Return only the number of lines holding the word "minimum".
── Exercise inputs ──
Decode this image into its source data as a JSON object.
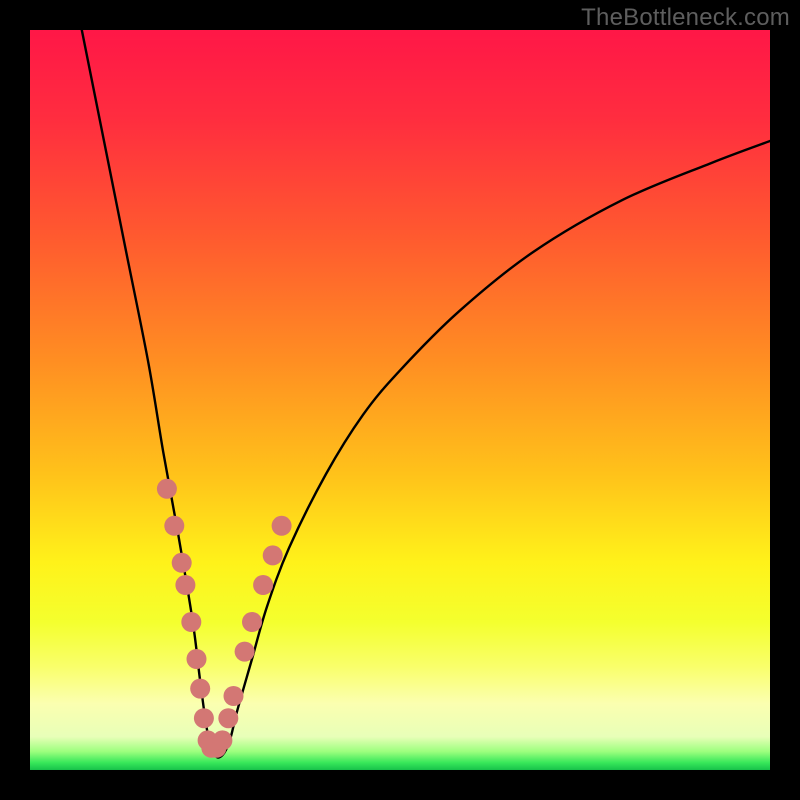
{
  "watermark": "TheBottleneck.com",
  "colors": {
    "black": "#000000",
    "curve": "#000000",
    "dot": "#d37774",
    "gradient_stops": [
      {
        "offset": 0.0,
        "color": "#ff1747"
      },
      {
        "offset": 0.12,
        "color": "#ff2d3f"
      },
      {
        "offset": 0.28,
        "color": "#ff5a2f"
      },
      {
        "offset": 0.45,
        "color": "#ff8f22"
      },
      {
        "offset": 0.6,
        "color": "#ffc21a"
      },
      {
        "offset": 0.72,
        "color": "#fff21a"
      },
      {
        "offset": 0.8,
        "color": "#f4ff2e"
      },
      {
        "offset": 0.86,
        "color": "#f9ff6a"
      },
      {
        "offset": 0.91,
        "color": "#fbffb0"
      },
      {
        "offset": 0.955,
        "color": "#e8ffb8"
      },
      {
        "offset": 0.975,
        "color": "#9dff7e"
      },
      {
        "offset": 0.99,
        "color": "#38e85a"
      },
      {
        "offset": 1.0,
        "color": "#17c24a"
      }
    ]
  },
  "chart_data": {
    "type": "line",
    "title": "",
    "xlabel": "",
    "ylabel": "",
    "xlim": [
      0,
      100
    ],
    "ylim": [
      0,
      100
    ],
    "grid": false,
    "legend": false,
    "comment": "Axes unlabeled; values are inferred percentages of canvas. y=0 at bottom (good/green), y=100 at top (bad/red). Curve hits minimum near x≈24.",
    "series": [
      {
        "name": "bottleneck-curve",
        "x": [
          7,
          10,
          13,
          16,
          18,
          20,
          22,
          23,
          24,
          25,
          26,
          27,
          28,
          30,
          32,
          35,
          40,
          45,
          50,
          58,
          68,
          80,
          92,
          100
        ],
        "y": [
          100,
          85,
          70,
          55,
          43,
          32,
          20,
          12,
          5,
          2,
          2,
          4,
          8,
          15,
          22,
          30,
          40,
          48,
          54,
          62,
          70,
          77,
          82,
          85
        ]
      }
    ],
    "highlight_points": {
      "comment": "Salmon dots clustered near curve minimum",
      "points": [
        {
          "x": 18.5,
          "y": 38
        },
        {
          "x": 19.5,
          "y": 33
        },
        {
          "x": 20.5,
          "y": 28
        },
        {
          "x": 21.0,
          "y": 25
        },
        {
          "x": 21.8,
          "y": 20
        },
        {
          "x": 22.5,
          "y": 15
        },
        {
          "x": 23.0,
          "y": 11
        },
        {
          "x": 23.5,
          "y": 7
        },
        {
          "x": 24.0,
          "y": 4
        },
        {
          "x": 24.5,
          "y": 3
        },
        {
          "x": 25.2,
          "y": 3
        },
        {
          "x": 26.0,
          "y": 4
        },
        {
          "x": 26.8,
          "y": 7
        },
        {
          "x": 27.5,
          "y": 10
        },
        {
          "x": 29.0,
          "y": 16
        },
        {
          "x": 30.0,
          "y": 20
        },
        {
          "x": 31.5,
          "y": 25
        },
        {
          "x": 32.8,
          "y": 29
        },
        {
          "x": 34.0,
          "y": 33
        }
      ]
    }
  }
}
───
* **Full solution**
2